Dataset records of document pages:
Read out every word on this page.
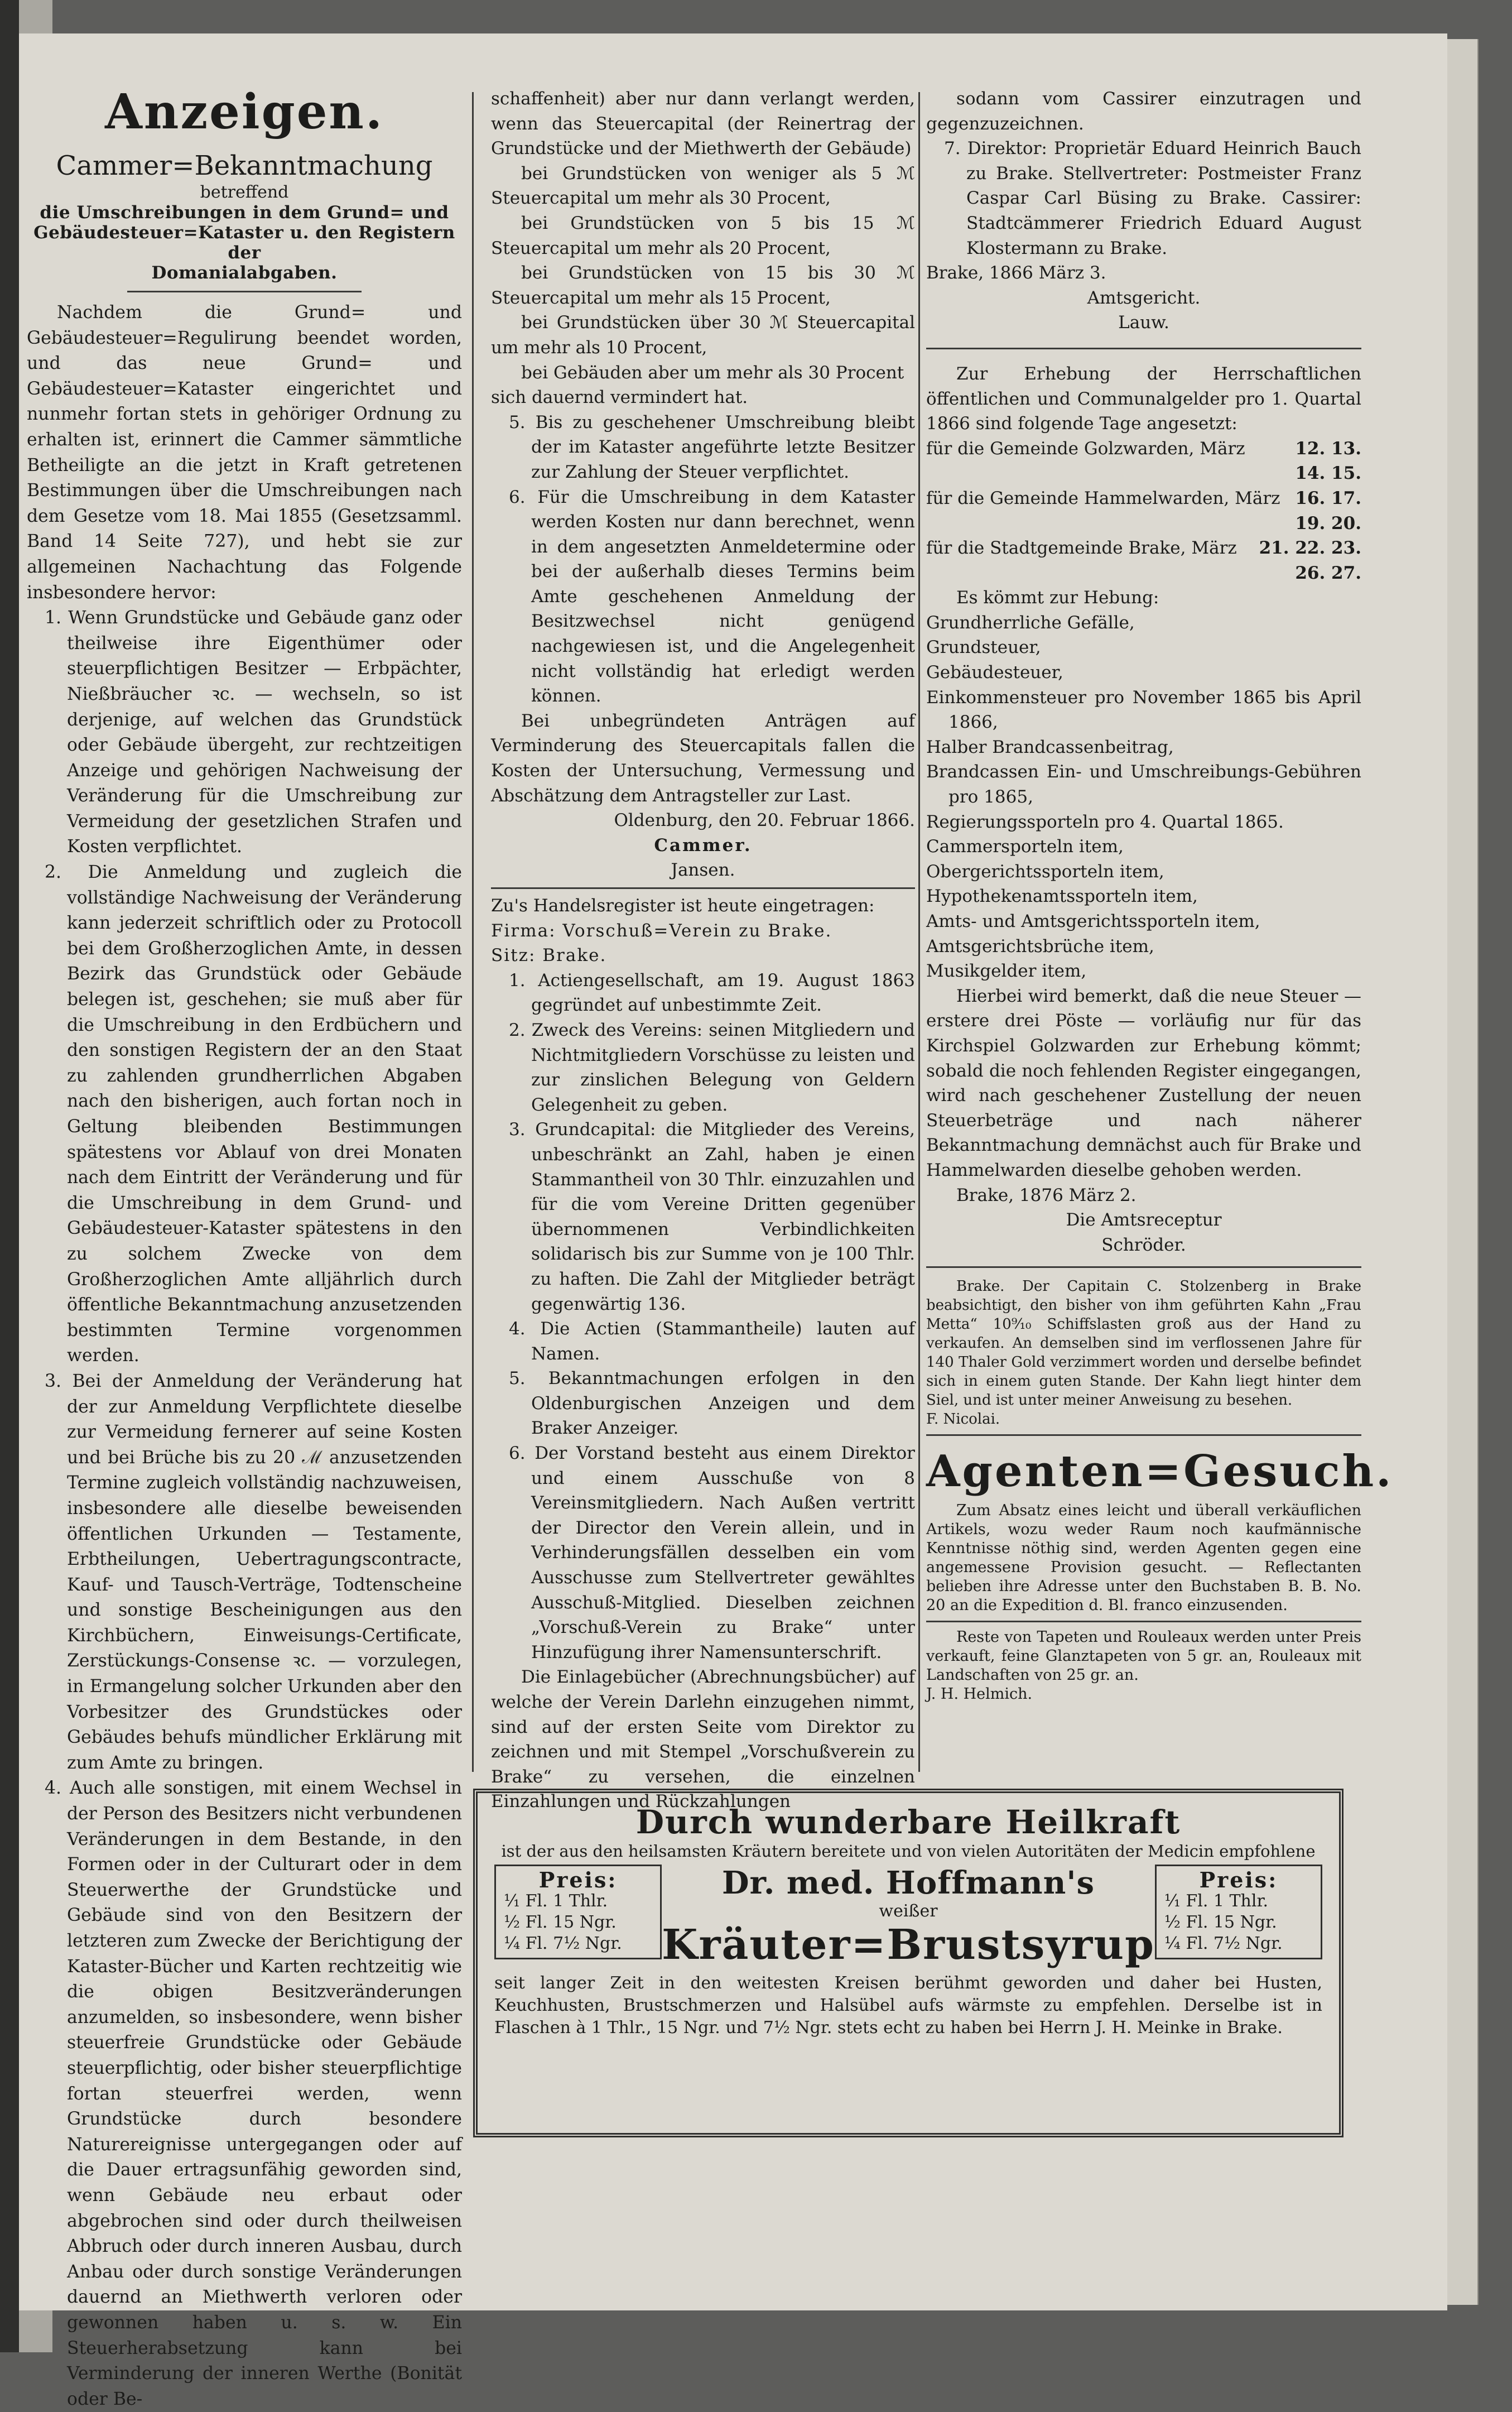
Anzeigen.
Cammer=Bekanntmachung
betreffend
die Umschreibungen in dem Grund= und
Gebäudesteuer=Kataster u. den Registern der
Domanialabgaben.

Nachdem die Grund= und Gebäudesteuer=Regulirung beendet worden, und das neue Grund= und Gebäudesteuer=Kataster eingerichtet und nunmehr fortan stets in gehöriger Ordnung zu erhalten ist, erinnert die Cammer sämmtliche Betheiligte an die jetzt in Kraft getretenen Bestimmungen über die Umschreibungen nach dem Gesetze vom 18. Mai 1855 (Gesetzsamml. Band 14 Seite 727), und hebt sie zur allgemeinen Nachachtung das Folgende insbesondere hervor:

1. Wenn Grundstücke und Gebäude ganz oder theilweise ihre Eigenthümer oder steuerpflichtigen Besitzer — Erbpächter, Nießbräucher ꝛc. — wechseln, so ist derjenige, auf welchen das Grundstück oder Gebäude übergeht, zur rechtzeitigen Anzeige und gehörigen Nachweisung der Veränderung für die Umschreibung zur Vermeidung der gesetzlichen Strafen und Kosten verpflichtet.

2. Die Anmeldung und zugleich die vollständige Nachweisung der Veränderung kann jederzeit schriftlich oder zu Protocoll bei dem Großherzoglichen Amte, in dessen Bezirk das Grundstück oder Gebäude belegen ist, geschehen; sie muß aber für die Umschreibung in den Erdbüchern und den sonstigen Registern der an den Staat zu zahlenden grundherrlichen Abgaben nach den bisherigen, auch fortan noch in Geltung bleibenden Bestimmungen spätestens vor Ablauf von drei Monaten nach dem Eintritt der Veränderung und für die Umschreibung in dem Grund- und Gebäudesteuer-Kataster spätestens in den zu solchem Zwecke von dem Großherzoglichen Amte alljährlich durch öffentliche Bekanntmachung anzusetzenden bestimmten Termine vorgenommen werden.

3. Bei der Anmeldung der Veränderung hat der zur Anmeldung Verpflichtete dieselbe zur Vermeidung fernerer auf seine Kosten und bei Brüche bis zu 20 ℳ anzusetzenden Termine zugleich vollständig nachzuweisen, insbesondere alle dieselbe beweisenden öffentlichen Urkunden — Testamente, Erbtheilungen, Uebertragungscontracte, Kauf- und Tausch-Verträge, Todtenscheine und sonstige Bescheinigungen aus den Kirchbüchern, Einweisungs-Certificate, Zerstückungs-Consense ꝛc. — vorzulegen, in Ermangelung solcher Urkunden aber den Vorbesitzer des Grundstückes oder Gebäudes behufs mündlicher Erklärung mit zum Amte zu bringen.

4. Auch alle sonstigen, mit einem Wechsel in der Person des Besitzers nicht verbundenen Veränderungen in dem Bestande, in den Formen oder in der Culturart oder in dem Steuerwerthe der Grundstücke und Gebäude sind von den Besitzern der letzteren zum Zwecke der Berichtigung der Kataster-Bücher und Karten rechtzeitig wie die obigen Besitzveränderungen anzumelden, so insbesondere, wenn bisher steuerfreie Grundstücke oder Gebäude steuerpflichtig, oder bisher steuerpflichtige fortan steuerfrei werden, wenn Grundstücke durch besondere Naturereignisse untergegangen oder auf die Dauer ertragsunfähig geworden sind, wenn Gebäude neu erbaut oder abgebrochen sind oder durch theilweisen Abbruch oder durch inneren Ausbau, durch Anbau oder durch sonstige Veränderungen dauernd an Miethwerth verloren oder gewonnen haben u. s. w. Ein Steuerherabsetzung kann bei Verminderung der inneren Werthe (Bonität oder Be-

schaffenheit) aber nur dann verlangt werden, wenn das Steuercapital (der Reinertrag der Grundstücke und der Miethwerth der Gebäude)

bei Grundstücken von weniger als 5 ℳ Steuercapital um mehr als 30 Procent,

bei Grundstücken von 5 bis 15 ℳ Steuercapital um mehr als 20 Procent,

bei Grundstücken von 15 bis 30 ℳ Steuercapital um mehr als 15 Procent,

bei Grundstücken über 30 ℳ Steuercapital um mehr als 10 Procent,

bei Gebäuden aber um mehr als 30 Procent

sich dauernd vermindert hat.

5. Bis zu geschehener Umschreibung bleibt der im Kataster angeführte letzte Besitzer zur Zahlung der Steuer verpflichtet.

6. Für die Umschreibung in dem Kataster werden Kosten nur dann berechnet, wenn in dem angesetzten Anmeldetermine oder bei der außerhalb dieses Termins beim Amte geschehenen Anmeldung der Besitzwechsel nicht genügend nachgewiesen ist, und die Angelegenheit nicht vollständig hat erledigt werden können.

Bei unbegründeten Anträgen auf Verminderung des Steuercapitals fallen die Kosten der Untersuchung, Vermessung und Abschätzung dem Antragsteller zur Last.

Oldenburg, den 20. Februar 1866.

Cammer.

Jansen.

Zu's Handelsregister ist heute eingetragen:

Firma: Vorschuß=Verein zu Brake.

Sitz: Brake.

1. Actiengesellschaft, am 19. August 1863 gegründet auf unbestimmte Zeit.

2. Zweck des Vereins: seinen Mitgliedern und Nichtmitgliedern Vorschüsse zu leisten und zur zinslichen Belegung von Geldern Gelegenheit zu geben.

3. Grundcapital: die Mitglieder des Vereins, unbeschränkt an Zahl, haben je einen Stammantheil von 30 Thlr. einzuzahlen und für die vom Vereine Dritten gegenüber übernommenen Verbindlichkeiten solidarisch bis zur Summe von je 100 Thlr. zu haften. Die Zahl der Mitglieder beträgt gegenwärtig 136.

4. Die Actien (Stammantheile) lauten auf Namen.

5. Bekanntmachungen erfolgen in den Oldenburgischen Anzeigen und dem Braker Anzeiger.

6. Der Vorstand besteht aus einem Direktor und einem Ausschuße von 8 Vereinsmitgliedern. Nach Außen vertritt der Director den Verein allein, und in Verhinderungsfällen desselben ein vom Ausschusse zum Stellvertreter gewähltes Ausschuß-Mitglied. Dieselben zeichnen „Vorschuß-Verein zu Brake“ unter Hinzufügung ihrer Namensunterschrift.

Die Einlagebücher (Abrechnungsbücher) auf welche der Verein Darlehn einzugehen nimmt, sind auf der ersten Seite vom Direktor zu zeichnen und mit Stempel „Vorschußverein zu Brake“ zu versehen, die einzelnen Einzahlungen und Rückzahlungen

sodann vom Cassirer einzutragen und gegenzuzeichnen.

7. Direktor: Proprietär Eduard Heinrich Bauch zu Brake. Stellvertreter: Postmeister Franz Caspar Carl Büsing zu Brake. Cassirer: Stadtcämmerer Friedrich Eduard August Klostermann zu Brake.

Brake, 1866 März 3.

Amtsgericht.

Lauw.

Zur Erhebung der Herrschaftlichen öffentlichen und Communalgelder pro 1. Quartal 1866 sind folgende Tage angesetzt:

für die Gemeinde Golzwarden, März	12. 13.
14. 15.
für die Gemeinde Hammelwarden, März 16. 17.
19. 20.
für die Stadtgemeinde Brake, März 21. 22. 23.
26. 27.

Es kömmt zur Hebung:

Grundherrliche Gefälle,

Grundsteuer,

Gebäudesteuer,

Einkommensteuer pro November 1865 bis April 1866,

Halber Brandcassenbeitrag,

Brandcassen Ein- und Umschreibungs-Gebühren pro 1865,

Regierungssporteln pro 4. Quartal 1865.

Cammersporteln item,

Obergerichtssporteln item,

Hypothekenamtssporteln item,

Amts- und Amtsgerichtssporteln item,

Amtsgerichtsbrüche item,

Musikgelder item,

Hierbei wird bemerkt, daß die neue Steuer — erstere drei Pöste — vorläufig nur für das Kirchspiel Golzwarden zur Erhebung kömmt; sobald die noch fehlenden Register eingegangen, wird nach geschehener Zustellung der neuen Steuerbeträge und nach näherer Bekanntmachung demnächst auch für Brake und Hammelwarden dieselbe gehoben werden.

Brake, 1876 März 2.

Die Amtsreceptur

Schröder.

Brake. Der Capitain C. Stolzenberg in Brake beabsichtigt, den bisher von ihm geführten Kahn „Frau Metta“ 10⁹⁄₁₀ Schiffslasten groß aus der Hand zu verkaufen. An demselben sind im verflossenen Jahre für 140 Thaler Gold verzimmert worden und derselbe befindet sich in einem guten Stande. Der Kahn liegt hinter dem Siel, und ist unter meiner Anweisung zu besehen.

F. Nicolai.

Agenten=Gesuch.

Zum Absatz eines leicht und überall verkäuflichen Artikels, wozu weder Raum noch kaufmännische Kenntnisse nöthig sind, werden Agenten gegen eine angemessene Provision gesucht. — Reflectanten belieben ihre Adresse unter den Buchstaben B. B. No. 20 an die Expedition d. Bl. franco einzusenden.

Reste von Tapeten und Rouleaux werden unter Preis verkauft, feine Glanztapeten von 5 gr. an, Rouleaux mit Landschaften von 25 gr. an.

J. H. Helmich.

Durch wunderbare Heilkraft
ist der aus den heilsamsten Kräutern bereitete und von vielen Autoritäten der Medicin empfohlene
Preis:
¹⁄₁ Fl. 1 Thlr.
¹⁄₂ Fl. 15 Ngr.
¹⁄₄ Fl. 7¹⁄₂ Ngr.
Dr. med. Hoffmann's
weißer
Kräuter=Brustsyrup
Preis:
¹⁄₁ Fl. 1 Thlr.
¹⁄₂ Fl. 15 Ngr.
¹⁄₄ Fl. 7¹⁄₂ Ngr.

seit langer Zeit in den weitesten Kreisen berühmt geworden und daher bei Husten, Keuchhusten, Brustschmerzen und Halsübel aufs wärmste zu empfehlen. Derselbe ist in Flaschen à 1 Thlr., 15 Ngr. und 7¹⁄₂ Ngr. stets echt zu haben bei Herrn J. H. Meinke in Brake.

- Exercise instructions: In the entries above, find each line that includes the string "Agenten" and copy it.

- Task output:
Agenten=Gesuch.
Zum Absatz eines leicht und überall verkäuflichen Artikels, wozu weder Raum noch kaufmännische Kenntnisse nöthig sind, werden Agenten gegen eine angemessene Provision gesucht. — Reflectanten belieben ihre Adresse unter den Buchstaben B. B. No. 20 an die Expedition d. Bl. franco einzusenden.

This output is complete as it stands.